#### Dataset records

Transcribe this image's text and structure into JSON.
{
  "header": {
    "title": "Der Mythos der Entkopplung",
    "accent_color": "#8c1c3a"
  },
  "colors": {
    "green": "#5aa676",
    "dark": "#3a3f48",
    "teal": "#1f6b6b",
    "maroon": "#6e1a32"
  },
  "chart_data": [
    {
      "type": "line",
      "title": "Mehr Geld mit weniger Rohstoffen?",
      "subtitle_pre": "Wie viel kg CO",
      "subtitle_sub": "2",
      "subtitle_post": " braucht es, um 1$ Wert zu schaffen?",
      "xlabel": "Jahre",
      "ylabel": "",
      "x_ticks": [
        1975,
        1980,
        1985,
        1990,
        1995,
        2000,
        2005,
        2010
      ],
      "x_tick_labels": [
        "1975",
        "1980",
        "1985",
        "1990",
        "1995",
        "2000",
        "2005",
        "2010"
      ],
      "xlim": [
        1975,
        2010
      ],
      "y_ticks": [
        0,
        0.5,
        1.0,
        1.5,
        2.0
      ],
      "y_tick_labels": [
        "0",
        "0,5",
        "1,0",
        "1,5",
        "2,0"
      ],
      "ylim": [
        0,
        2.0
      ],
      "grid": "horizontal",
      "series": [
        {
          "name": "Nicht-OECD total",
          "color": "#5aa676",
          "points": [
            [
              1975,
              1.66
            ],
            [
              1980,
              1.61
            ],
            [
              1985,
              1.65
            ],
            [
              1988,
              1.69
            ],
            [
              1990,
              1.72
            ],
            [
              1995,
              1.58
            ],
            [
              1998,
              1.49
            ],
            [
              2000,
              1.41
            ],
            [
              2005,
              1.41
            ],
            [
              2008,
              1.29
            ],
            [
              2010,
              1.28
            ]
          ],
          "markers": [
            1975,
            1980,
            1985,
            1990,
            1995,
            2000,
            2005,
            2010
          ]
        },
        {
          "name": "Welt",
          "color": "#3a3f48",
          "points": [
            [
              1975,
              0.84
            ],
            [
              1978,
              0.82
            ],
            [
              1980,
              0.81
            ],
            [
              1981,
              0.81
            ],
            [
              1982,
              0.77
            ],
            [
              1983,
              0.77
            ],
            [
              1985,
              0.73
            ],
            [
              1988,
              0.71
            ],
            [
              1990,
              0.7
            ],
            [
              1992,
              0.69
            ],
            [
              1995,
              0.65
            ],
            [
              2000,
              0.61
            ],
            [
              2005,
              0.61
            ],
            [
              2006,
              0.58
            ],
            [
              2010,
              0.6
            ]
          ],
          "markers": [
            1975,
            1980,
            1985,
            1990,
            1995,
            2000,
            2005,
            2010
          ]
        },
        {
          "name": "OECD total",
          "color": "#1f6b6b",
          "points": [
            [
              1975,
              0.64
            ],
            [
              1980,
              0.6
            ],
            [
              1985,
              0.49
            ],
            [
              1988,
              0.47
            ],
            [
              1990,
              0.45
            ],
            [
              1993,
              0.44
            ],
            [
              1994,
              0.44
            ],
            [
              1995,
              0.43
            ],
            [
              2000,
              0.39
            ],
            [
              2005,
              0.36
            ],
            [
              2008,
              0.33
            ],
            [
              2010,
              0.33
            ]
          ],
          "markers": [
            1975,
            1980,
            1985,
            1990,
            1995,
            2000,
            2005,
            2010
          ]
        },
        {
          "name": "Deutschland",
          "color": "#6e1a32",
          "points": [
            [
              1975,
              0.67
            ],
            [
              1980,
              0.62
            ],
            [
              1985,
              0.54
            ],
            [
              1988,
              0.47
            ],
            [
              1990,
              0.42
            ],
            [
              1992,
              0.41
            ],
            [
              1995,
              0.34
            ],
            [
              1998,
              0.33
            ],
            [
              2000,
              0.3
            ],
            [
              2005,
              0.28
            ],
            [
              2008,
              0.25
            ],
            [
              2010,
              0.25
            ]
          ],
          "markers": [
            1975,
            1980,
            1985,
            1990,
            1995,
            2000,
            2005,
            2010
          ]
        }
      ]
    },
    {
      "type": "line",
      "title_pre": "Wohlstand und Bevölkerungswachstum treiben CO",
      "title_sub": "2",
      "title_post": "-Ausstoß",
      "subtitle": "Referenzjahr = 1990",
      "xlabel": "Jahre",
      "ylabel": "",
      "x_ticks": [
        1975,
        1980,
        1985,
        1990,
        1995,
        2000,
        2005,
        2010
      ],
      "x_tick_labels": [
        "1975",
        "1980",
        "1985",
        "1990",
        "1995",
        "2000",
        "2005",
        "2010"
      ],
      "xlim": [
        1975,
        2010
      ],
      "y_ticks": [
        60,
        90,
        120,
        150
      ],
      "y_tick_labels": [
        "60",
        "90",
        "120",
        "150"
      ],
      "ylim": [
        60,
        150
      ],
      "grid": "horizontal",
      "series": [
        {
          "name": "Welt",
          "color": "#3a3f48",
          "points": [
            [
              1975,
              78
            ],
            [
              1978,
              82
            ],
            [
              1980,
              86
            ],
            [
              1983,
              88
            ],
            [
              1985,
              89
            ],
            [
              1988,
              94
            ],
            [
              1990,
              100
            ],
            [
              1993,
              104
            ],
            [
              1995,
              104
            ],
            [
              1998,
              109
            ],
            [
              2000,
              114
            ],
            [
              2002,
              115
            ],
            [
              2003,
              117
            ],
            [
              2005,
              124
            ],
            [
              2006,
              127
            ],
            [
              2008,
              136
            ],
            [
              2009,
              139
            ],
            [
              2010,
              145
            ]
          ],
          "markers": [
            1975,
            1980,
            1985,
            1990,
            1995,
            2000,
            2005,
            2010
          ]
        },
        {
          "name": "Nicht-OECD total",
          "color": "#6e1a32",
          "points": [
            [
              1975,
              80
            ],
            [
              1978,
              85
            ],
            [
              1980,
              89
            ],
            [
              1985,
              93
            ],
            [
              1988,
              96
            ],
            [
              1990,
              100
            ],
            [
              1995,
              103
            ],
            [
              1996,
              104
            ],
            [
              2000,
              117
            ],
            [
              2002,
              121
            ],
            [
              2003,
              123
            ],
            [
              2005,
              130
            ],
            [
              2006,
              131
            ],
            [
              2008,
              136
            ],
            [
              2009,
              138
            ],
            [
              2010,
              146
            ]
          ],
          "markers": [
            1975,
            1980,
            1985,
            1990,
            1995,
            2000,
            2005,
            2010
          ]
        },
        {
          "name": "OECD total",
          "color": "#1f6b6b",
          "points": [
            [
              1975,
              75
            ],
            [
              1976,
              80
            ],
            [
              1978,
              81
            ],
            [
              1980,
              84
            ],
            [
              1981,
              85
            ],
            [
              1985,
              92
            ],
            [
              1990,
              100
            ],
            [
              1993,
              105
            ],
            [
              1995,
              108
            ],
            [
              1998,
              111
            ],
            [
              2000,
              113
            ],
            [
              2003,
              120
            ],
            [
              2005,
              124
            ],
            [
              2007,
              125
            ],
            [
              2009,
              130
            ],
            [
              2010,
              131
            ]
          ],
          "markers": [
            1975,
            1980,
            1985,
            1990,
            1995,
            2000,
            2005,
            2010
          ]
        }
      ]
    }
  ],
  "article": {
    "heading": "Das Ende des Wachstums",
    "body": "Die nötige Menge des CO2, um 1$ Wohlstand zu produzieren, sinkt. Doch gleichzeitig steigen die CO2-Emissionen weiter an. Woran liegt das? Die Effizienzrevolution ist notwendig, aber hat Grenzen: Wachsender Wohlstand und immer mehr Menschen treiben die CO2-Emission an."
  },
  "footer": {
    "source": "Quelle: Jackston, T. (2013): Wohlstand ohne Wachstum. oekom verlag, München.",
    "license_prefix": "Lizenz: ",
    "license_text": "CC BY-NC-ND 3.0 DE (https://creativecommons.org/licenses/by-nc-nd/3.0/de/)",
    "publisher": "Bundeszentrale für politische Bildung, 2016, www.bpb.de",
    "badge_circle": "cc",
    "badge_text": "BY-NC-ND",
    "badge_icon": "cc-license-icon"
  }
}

########
#### Dataset records

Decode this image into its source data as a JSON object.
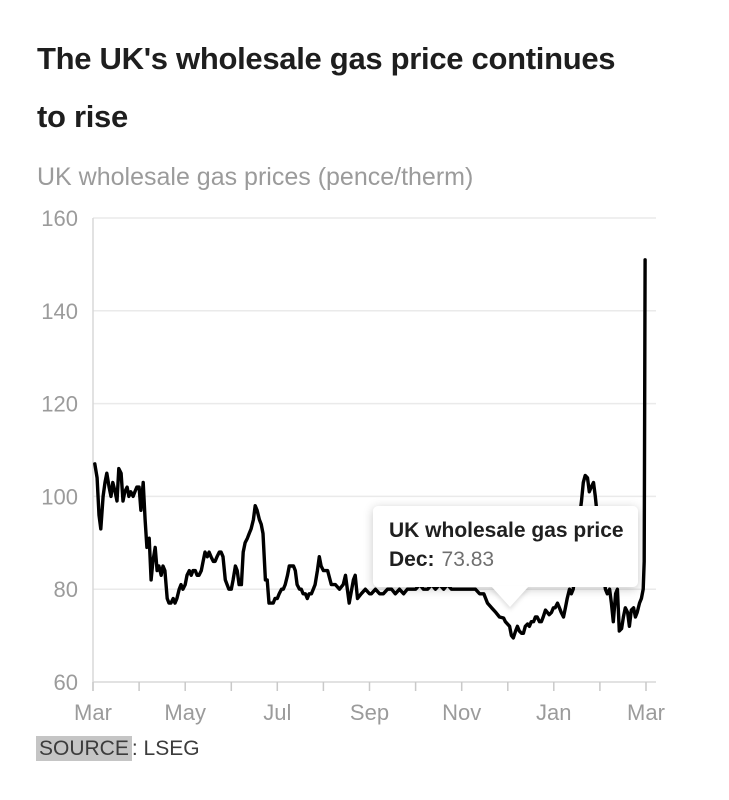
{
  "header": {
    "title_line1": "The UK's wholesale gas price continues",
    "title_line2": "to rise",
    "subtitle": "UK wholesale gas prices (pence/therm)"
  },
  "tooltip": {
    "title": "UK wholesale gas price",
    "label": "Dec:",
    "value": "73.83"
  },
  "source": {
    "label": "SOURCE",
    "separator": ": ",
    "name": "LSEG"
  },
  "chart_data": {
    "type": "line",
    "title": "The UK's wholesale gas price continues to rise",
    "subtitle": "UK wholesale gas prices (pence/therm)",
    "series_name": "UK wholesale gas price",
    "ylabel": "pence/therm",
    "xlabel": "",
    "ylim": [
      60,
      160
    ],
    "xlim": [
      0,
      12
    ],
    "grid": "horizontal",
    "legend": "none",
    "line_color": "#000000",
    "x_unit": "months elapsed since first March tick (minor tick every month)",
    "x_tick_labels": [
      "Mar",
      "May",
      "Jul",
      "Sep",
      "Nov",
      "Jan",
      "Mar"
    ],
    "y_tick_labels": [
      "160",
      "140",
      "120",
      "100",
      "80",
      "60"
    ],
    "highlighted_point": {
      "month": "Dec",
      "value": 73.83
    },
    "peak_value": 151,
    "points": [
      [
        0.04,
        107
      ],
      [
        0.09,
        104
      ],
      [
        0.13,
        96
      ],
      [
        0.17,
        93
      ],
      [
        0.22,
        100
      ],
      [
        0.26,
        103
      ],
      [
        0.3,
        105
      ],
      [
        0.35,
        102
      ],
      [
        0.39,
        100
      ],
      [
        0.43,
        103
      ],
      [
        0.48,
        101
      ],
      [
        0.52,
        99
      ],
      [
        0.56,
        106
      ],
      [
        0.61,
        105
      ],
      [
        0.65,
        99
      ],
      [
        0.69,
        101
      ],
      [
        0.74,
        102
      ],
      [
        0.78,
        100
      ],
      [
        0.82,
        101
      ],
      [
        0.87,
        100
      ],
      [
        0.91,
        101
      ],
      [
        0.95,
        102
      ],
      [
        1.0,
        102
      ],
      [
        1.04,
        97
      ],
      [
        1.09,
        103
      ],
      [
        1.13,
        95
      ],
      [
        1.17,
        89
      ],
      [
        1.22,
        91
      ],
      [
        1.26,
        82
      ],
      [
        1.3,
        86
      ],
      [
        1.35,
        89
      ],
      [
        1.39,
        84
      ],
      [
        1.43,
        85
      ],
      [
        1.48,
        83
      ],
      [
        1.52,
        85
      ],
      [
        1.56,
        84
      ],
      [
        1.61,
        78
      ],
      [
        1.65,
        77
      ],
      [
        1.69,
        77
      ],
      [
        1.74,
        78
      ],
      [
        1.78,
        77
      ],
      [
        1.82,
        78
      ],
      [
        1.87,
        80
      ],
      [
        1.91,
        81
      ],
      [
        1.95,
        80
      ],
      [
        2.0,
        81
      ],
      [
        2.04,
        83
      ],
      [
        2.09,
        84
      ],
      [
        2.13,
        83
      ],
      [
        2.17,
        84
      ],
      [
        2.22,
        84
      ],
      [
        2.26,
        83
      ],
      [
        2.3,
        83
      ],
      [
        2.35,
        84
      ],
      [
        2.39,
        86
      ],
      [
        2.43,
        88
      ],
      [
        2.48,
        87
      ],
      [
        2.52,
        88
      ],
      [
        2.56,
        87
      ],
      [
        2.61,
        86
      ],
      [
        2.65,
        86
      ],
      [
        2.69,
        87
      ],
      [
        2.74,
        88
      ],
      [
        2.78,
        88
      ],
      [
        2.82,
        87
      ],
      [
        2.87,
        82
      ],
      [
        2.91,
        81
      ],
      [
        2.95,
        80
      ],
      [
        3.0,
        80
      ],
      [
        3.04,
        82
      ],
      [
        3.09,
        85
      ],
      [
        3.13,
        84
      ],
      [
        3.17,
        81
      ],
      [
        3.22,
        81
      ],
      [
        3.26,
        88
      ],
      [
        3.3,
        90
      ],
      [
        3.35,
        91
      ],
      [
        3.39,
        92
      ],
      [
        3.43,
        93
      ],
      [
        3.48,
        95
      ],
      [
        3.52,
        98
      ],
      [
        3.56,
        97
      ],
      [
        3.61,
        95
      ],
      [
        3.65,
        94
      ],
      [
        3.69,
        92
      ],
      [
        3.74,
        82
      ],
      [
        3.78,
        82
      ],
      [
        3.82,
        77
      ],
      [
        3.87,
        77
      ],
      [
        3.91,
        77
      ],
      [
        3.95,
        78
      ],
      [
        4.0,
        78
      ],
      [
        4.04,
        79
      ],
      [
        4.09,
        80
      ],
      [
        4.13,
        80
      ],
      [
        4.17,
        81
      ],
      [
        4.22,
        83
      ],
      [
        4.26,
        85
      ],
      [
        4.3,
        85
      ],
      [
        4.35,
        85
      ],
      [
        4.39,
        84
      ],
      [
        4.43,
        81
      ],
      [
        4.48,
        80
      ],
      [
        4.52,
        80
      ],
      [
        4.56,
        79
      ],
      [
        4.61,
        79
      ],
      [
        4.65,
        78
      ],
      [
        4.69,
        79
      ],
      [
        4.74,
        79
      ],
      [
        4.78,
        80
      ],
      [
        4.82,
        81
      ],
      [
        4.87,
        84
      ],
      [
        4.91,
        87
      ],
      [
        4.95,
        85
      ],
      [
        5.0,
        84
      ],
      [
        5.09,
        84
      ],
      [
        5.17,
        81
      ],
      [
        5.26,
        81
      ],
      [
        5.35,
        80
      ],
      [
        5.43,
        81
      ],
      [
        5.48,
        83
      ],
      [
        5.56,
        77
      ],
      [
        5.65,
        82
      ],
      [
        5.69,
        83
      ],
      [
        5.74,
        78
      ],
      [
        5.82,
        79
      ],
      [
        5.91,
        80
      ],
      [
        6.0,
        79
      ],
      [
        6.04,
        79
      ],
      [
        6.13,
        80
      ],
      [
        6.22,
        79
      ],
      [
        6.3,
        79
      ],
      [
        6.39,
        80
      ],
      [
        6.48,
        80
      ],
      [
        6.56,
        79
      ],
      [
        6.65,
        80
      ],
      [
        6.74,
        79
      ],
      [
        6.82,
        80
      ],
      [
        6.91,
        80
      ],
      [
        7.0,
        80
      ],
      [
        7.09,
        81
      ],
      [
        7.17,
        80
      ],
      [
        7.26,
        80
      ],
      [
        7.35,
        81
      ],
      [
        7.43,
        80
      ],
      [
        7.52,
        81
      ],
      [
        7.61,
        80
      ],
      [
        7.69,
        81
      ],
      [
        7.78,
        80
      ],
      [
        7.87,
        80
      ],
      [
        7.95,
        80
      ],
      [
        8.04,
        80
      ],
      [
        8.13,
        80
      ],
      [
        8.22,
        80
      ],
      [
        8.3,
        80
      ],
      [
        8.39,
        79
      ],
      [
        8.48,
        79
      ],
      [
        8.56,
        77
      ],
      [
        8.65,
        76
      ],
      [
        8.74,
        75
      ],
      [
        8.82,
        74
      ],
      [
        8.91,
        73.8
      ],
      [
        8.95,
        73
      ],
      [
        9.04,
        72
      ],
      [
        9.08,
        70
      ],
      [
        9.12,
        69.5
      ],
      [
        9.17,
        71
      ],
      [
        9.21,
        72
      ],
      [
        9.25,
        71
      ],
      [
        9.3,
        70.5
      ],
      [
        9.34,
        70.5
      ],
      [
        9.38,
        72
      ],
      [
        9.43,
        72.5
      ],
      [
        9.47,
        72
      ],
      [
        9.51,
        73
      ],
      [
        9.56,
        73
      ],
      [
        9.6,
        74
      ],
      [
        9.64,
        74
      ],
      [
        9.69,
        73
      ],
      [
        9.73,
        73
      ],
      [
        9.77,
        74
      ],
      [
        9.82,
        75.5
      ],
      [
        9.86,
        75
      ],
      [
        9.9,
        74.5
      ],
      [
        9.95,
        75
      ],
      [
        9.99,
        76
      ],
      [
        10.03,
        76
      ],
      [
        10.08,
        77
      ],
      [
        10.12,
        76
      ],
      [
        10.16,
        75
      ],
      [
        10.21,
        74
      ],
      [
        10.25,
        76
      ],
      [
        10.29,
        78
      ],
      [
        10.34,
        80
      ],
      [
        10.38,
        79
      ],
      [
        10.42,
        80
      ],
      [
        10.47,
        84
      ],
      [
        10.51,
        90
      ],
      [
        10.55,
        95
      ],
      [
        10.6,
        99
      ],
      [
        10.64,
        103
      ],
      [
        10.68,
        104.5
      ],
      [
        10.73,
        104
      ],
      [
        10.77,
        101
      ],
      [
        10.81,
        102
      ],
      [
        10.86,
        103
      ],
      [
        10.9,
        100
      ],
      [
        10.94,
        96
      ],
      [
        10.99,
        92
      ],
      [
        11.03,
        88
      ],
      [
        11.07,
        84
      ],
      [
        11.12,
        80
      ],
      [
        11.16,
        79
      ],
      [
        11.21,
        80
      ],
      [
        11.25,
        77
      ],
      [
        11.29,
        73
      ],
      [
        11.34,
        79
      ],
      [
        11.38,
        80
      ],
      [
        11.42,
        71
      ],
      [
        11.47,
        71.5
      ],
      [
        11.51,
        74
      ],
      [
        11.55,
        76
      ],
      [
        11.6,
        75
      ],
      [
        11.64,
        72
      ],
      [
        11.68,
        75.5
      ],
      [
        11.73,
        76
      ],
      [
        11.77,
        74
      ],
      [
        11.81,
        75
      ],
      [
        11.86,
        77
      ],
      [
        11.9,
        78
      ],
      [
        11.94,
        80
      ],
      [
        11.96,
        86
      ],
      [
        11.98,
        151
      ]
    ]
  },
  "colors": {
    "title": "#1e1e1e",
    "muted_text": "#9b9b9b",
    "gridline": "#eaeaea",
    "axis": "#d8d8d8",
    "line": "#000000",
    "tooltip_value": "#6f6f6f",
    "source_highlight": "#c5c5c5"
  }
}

########

# Problem details
Go through the data above and find the lines with the word "pence". Copy each of those lines.

# Written solution
    "subtitle": "UK wholesale gas prices (pence/therm)"
    "subtitle": "UK wholesale gas prices (pence/therm)",
    "ylabel": "pence/therm",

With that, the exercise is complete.